# Written problem
Rewrite these lines with "bounding box" replaced by "enclosing rectangle" wherever it occurs, and leave everything else as it is.

# Rows
++++

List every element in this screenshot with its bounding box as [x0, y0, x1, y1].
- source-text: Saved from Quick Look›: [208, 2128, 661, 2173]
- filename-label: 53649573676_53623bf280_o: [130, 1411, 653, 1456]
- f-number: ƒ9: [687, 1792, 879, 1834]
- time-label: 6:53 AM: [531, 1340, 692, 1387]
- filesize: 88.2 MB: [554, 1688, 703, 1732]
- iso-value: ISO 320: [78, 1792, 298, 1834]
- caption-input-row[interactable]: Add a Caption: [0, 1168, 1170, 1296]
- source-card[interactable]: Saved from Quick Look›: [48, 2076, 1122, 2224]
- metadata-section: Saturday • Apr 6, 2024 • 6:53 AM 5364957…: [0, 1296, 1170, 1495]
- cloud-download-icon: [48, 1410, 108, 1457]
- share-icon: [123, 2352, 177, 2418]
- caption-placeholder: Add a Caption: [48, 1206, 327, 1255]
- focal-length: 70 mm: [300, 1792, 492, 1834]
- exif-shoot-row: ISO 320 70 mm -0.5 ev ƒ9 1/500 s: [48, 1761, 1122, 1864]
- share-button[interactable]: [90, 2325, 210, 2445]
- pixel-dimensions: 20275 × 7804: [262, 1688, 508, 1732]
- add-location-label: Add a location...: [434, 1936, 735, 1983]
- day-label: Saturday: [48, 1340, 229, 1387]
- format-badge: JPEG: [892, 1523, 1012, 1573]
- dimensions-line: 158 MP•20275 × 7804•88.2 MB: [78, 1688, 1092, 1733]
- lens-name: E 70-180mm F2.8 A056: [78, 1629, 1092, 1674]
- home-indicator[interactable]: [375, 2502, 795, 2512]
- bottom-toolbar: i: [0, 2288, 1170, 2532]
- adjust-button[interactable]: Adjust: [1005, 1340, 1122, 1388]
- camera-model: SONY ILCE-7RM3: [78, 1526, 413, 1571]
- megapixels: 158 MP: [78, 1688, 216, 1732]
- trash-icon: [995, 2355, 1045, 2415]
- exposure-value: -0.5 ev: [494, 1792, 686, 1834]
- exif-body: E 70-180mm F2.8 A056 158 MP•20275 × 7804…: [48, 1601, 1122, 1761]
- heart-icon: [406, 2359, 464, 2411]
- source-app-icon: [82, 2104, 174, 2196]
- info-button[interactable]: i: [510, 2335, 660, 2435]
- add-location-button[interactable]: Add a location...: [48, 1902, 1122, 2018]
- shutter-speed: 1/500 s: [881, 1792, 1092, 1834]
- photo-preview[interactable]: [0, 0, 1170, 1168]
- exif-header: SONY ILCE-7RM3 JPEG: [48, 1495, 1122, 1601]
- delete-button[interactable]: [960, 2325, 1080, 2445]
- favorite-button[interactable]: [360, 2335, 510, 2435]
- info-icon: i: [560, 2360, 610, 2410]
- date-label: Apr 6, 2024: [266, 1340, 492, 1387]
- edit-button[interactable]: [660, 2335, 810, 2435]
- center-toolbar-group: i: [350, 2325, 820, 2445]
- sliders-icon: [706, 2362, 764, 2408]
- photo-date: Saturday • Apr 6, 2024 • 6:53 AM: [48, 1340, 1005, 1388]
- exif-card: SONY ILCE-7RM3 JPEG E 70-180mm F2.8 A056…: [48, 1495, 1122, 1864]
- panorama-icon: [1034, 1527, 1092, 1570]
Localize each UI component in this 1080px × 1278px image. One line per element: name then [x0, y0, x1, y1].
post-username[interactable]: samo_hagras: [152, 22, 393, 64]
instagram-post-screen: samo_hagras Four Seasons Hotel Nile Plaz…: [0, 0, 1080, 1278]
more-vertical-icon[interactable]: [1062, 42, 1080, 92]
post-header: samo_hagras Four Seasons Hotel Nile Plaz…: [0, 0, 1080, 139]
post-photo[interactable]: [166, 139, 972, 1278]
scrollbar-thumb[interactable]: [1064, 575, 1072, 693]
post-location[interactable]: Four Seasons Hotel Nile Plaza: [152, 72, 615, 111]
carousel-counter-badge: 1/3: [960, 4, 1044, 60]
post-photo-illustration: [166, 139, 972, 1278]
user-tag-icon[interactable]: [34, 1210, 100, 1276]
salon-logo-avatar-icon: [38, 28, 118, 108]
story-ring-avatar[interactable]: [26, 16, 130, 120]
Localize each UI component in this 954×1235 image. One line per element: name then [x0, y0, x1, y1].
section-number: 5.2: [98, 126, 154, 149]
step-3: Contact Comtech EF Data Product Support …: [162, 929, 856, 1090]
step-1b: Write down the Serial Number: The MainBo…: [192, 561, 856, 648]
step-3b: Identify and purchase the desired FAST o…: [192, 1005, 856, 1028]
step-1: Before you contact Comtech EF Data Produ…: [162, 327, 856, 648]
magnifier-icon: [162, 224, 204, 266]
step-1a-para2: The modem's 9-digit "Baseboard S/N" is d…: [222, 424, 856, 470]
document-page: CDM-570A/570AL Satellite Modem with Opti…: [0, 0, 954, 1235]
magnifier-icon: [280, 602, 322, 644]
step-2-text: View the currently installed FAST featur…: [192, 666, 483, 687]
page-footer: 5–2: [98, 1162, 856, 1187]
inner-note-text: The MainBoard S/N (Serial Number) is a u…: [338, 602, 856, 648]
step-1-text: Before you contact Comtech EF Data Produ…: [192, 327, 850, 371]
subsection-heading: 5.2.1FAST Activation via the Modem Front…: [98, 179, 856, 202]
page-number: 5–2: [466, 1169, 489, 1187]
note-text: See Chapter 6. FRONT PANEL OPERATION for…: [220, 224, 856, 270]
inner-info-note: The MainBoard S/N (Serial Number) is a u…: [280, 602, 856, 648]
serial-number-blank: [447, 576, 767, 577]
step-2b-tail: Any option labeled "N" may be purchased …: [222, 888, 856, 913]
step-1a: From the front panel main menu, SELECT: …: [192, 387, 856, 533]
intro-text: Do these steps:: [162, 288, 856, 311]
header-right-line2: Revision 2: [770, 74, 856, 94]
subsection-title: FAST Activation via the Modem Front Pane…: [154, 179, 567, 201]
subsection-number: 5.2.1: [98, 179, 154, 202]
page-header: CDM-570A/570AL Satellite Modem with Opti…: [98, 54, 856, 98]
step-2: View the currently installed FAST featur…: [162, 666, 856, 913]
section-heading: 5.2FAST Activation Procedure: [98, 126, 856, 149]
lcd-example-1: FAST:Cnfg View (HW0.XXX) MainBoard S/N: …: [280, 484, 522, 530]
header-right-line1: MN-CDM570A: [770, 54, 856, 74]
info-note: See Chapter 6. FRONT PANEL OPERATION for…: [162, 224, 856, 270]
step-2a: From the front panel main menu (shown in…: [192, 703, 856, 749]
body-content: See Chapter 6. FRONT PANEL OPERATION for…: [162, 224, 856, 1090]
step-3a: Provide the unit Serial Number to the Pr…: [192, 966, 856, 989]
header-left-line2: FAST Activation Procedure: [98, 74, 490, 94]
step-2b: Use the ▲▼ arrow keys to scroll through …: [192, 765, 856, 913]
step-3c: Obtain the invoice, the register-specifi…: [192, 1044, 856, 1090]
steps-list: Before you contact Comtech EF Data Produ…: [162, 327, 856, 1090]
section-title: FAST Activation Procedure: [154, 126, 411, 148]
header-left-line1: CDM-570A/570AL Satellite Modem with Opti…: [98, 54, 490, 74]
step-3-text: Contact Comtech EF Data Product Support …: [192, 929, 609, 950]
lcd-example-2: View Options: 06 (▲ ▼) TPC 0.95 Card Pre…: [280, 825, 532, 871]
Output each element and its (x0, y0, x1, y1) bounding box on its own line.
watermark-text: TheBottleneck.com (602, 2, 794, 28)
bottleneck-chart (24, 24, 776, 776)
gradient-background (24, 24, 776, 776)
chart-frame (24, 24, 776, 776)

++++

# Result for this task
List every element in this screenshot with its enclosing rectangle as [x0, y0, x1, y1].
- source-text: Saved from Quick Look›: [208, 2128, 661, 2173]
- filename-label: 53649573676_53623bf280_o: [130, 1411, 653, 1456]
- f-number: ƒ9: [687, 1792, 879, 1834]
- time-label: 6:53 AM: [531, 1340, 692, 1387]
- filesize: 88.2 MB: [554, 1688, 703, 1732]
- iso-value: ISO 320: [78, 1792, 298, 1834]
- caption-input-row[interactable]: Add a Caption: [0, 1168, 1170, 1296]
- source-card[interactable]: Saved from Quick Look›: [48, 2076, 1122, 2224]
- metadata-section: Saturday • Apr 6, 2024 • 6:53 AM 5364957…: [0, 1296, 1170, 1495]
- cloud-download-icon: [48, 1410, 108, 1457]
- share-icon: [123, 2352, 177, 2418]
- caption-placeholder: Add a Caption: [48, 1206, 327, 1255]
- focal-length: 70 mm: [300, 1792, 492, 1834]
- exif-shoot-row: ISO 320 70 mm -0.5 ev ƒ9 1/500 s: [48, 1761, 1122, 1864]
- share-button[interactable]: [90, 2325, 210, 2445]
- pixel-dimensions: 20275 × 7804: [262, 1688, 508, 1732]
- add-location-label: Add a location...: [434, 1936, 735, 1983]
- day-label: Saturday: [48, 1340, 229, 1387]
- format-badge: JPEG: [892, 1523, 1012, 1573]
- dimensions-line: 158 MP•20275 × 7804•88.2 MB: [78, 1688, 1092, 1733]
- lens-name: E 70-180mm F2.8 A056: [78, 1629, 1092, 1674]
- home-indicator[interactable]: [375, 2502, 795, 2512]
- bottom-toolbar: i: [0, 2288, 1170, 2532]
- adjust-button[interactable]: Adjust: [1005, 1340, 1122, 1388]
- camera-model: SONY ILCE-7RM3: [78, 1526, 413, 1571]
- megapixels: 158 MP: [78, 1688, 216, 1732]
- trash-icon: [995, 2355, 1045, 2415]
- exposure-value: -0.5 ev: [494, 1792, 686, 1834]
- exif-body: E 70-180mm F2.8 A056 158 MP•20275 × 7804…: [48, 1601, 1122, 1761]
- heart-icon: [406, 2359, 464, 2411]
- source-app-icon: [82, 2104, 174, 2196]
- info-button[interactable]: i: [510, 2335, 660, 2435]
- add-location-button[interactable]: Add a location...: [48, 1902, 1122, 2018]
- shutter-speed: 1/500 s: [881, 1792, 1092, 1834]
- photo-preview[interactable]: [0, 0, 1170, 1168]
- exif-header: SONY ILCE-7RM3 JPEG: [48, 1495, 1122, 1601]
- delete-button[interactable]: [960, 2325, 1080, 2445]
- favorite-button[interactable]: [360, 2335, 510, 2435]
- info-icon: i: [560, 2360, 610, 2410]
- date-label: Apr 6, 2024: [266, 1340, 492, 1387]
- edit-button[interactable]: [660, 2335, 810, 2435]
- center-toolbar-group: i: [350, 2325, 820, 2445]
- sliders-icon: [706, 2362, 764, 2408]
- photo-date: Saturday • Apr 6, 2024 • 6:53 AM: [48, 1340, 1005, 1388]
- exif-card: SONY ILCE-7RM3 JPEG E 70-180mm F2.8 A056…: [48, 1495, 1122, 1864]
- panorama-icon: [1034, 1527, 1092, 1570]
Localize each UI component in this 1080px × 1278px image. One line per element: name then [x0, y0, x1, y1].
post-username[interactable]: samo_hagras: [152, 22, 393, 64]
instagram-post-screen: samo_hagras Four Seasons Hotel Nile Plaz…: [0, 0, 1080, 1278]
more-vertical-icon[interactable]: [1062, 42, 1080, 92]
post-header: samo_hagras Four Seasons Hotel Nile Plaz…: [0, 0, 1080, 139]
post-photo[interactable]: [166, 139, 972, 1278]
scrollbar-thumb[interactable]: [1064, 575, 1072, 693]
post-location[interactable]: Four Seasons Hotel Nile Plaza: [152, 72, 615, 111]
carousel-counter-badge: 1/3: [960, 4, 1044, 60]
post-photo-illustration: [166, 139, 972, 1278]
user-tag-icon[interactable]: [34, 1210, 100, 1276]
salon-logo-avatar-icon: [38, 28, 118, 108]
story-ring-avatar[interactable]: [26, 16, 130, 120]
Localize each UI component in this 954×1235 image. One line per element: name then [x0, y0, x1, y1].
section-number: 5.2: [98, 126, 154, 149]
step-3: Contact Comtech EF Data Product Support …: [162, 929, 856, 1090]
step-1b: Write down the Serial Number: The MainBo…: [192, 561, 856, 648]
step-3b: Identify and purchase the desired FAST o…: [192, 1005, 856, 1028]
step-1: Before you contact Comtech EF Data Produ…: [162, 327, 856, 648]
magnifier-icon: [162, 224, 204, 266]
step-1a-para2: The modem's 9-digit "Baseboard S/N" is d…: [222, 424, 856, 470]
document-page: CDM-570A/570AL Satellite Modem with Opti…: [0, 0, 954, 1235]
magnifier-icon: [280, 602, 322, 644]
step-2-text: View the currently installed FAST featur…: [192, 666, 483, 687]
page-footer: 5–2: [98, 1162, 856, 1187]
inner-note-text: The MainBoard S/N (Serial Number) is a u…: [338, 602, 856, 648]
step-1-text: Before you contact Comtech EF Data Produ…: [192, 327, 850, 371]
subsection-heading: 5.2.1FAST Activation via the Modem Front…: [98, 179, 856, 202]
page-number: 5–2: [466, 1169, 489, 1187]
note-text: See Chapter 6. FRONT PANEL OPERATION for…: [220, 224, 856, 270]
inner-info-note: The MainBoard S/N (Serial Number) is a u…: [280, 602, 856, 648]
serial-number-blank: [447, 576, 767, 577]
step-2b-tail: Any option labeled "N" may be purchased …: [222, 888, 856, 913]
step-1a: From the front panel main menu, SELECT: …: [192, 387, 856, 533]
intro-text: Do these steps:: [162, 288, 856, 311]
header-right-line2: Revision 2: [770, 74, 856, 94]
subsection-title: FAST Activation via the Modem Front Pane…: [154, 179, 567, 201]
subsection-number: 5.2.1: [98, 179, 154, 202]
page-header: CDM-570A/570AL Satellite Modem with Opti…: [98, 54, 856, 98]
step-2: View the currently installed FAST featur…: [162, 666, 856, 913]
section-heading: 5.2FAST Activation Procedure: [98, 126, 856, 149]
lcd-example-1: FAST:Cnfg View (HW0.XXX) MainBoard S/N: …: [280, 484, 522, 530]
header-right-line1: MN-CDM570A: [770, 54, 856, 74]
info-note: See Chapter 6. FRONT PANEL OPERATION for…: [162, 224, 856, 270]
step-2a: From the front panel main menu (shown in…: [192, 703, 856, 749]
body-content: See Chapter 6. FRONT PANEL OPERATION for…: [162, 224, 856, 1090]
step-3a: Provide the unit Serial Number to the Pr…: [192, 966, 856, 989]
header-left-line2: FAST Activation Procedure: [98, 74, 490, 94]
step-2b: Use the ▲▼ arrow keys to scroll through …: [192, 765, 856, 913]
step-3c: Obtain the invoice, the register-specifi…: [192, 1044, 856, 1090]
steps-list: Before you contact Comtech EF Data Produ…: [162, 327, 856, 1090]
section-title: FAST Activation Procedure: [154, 126, 411, 148]
header-left-line1: CDM-570A/570AL Satellite Modem with Opti…: [98, 54, 490, 74]
step-3-text: Contact Comtech EF Data Product Support …: [192, 929, 609, 950]
lcd-example-2: View Options: 06 (▲ ▼) TPC 0.95 Card Pre…: [280, 825, 532, 871]
Output each element and its (x0, y0, x1, y1) enclosing rectangle on its own line.
watermark-text: TheBottleneck.com (602, 2, 794, 28)
bottleneck-chart (24, 24, 776, 776)
gradient-background (24, 24, 776, 776)
chart-frame (24, 24, 776, 776)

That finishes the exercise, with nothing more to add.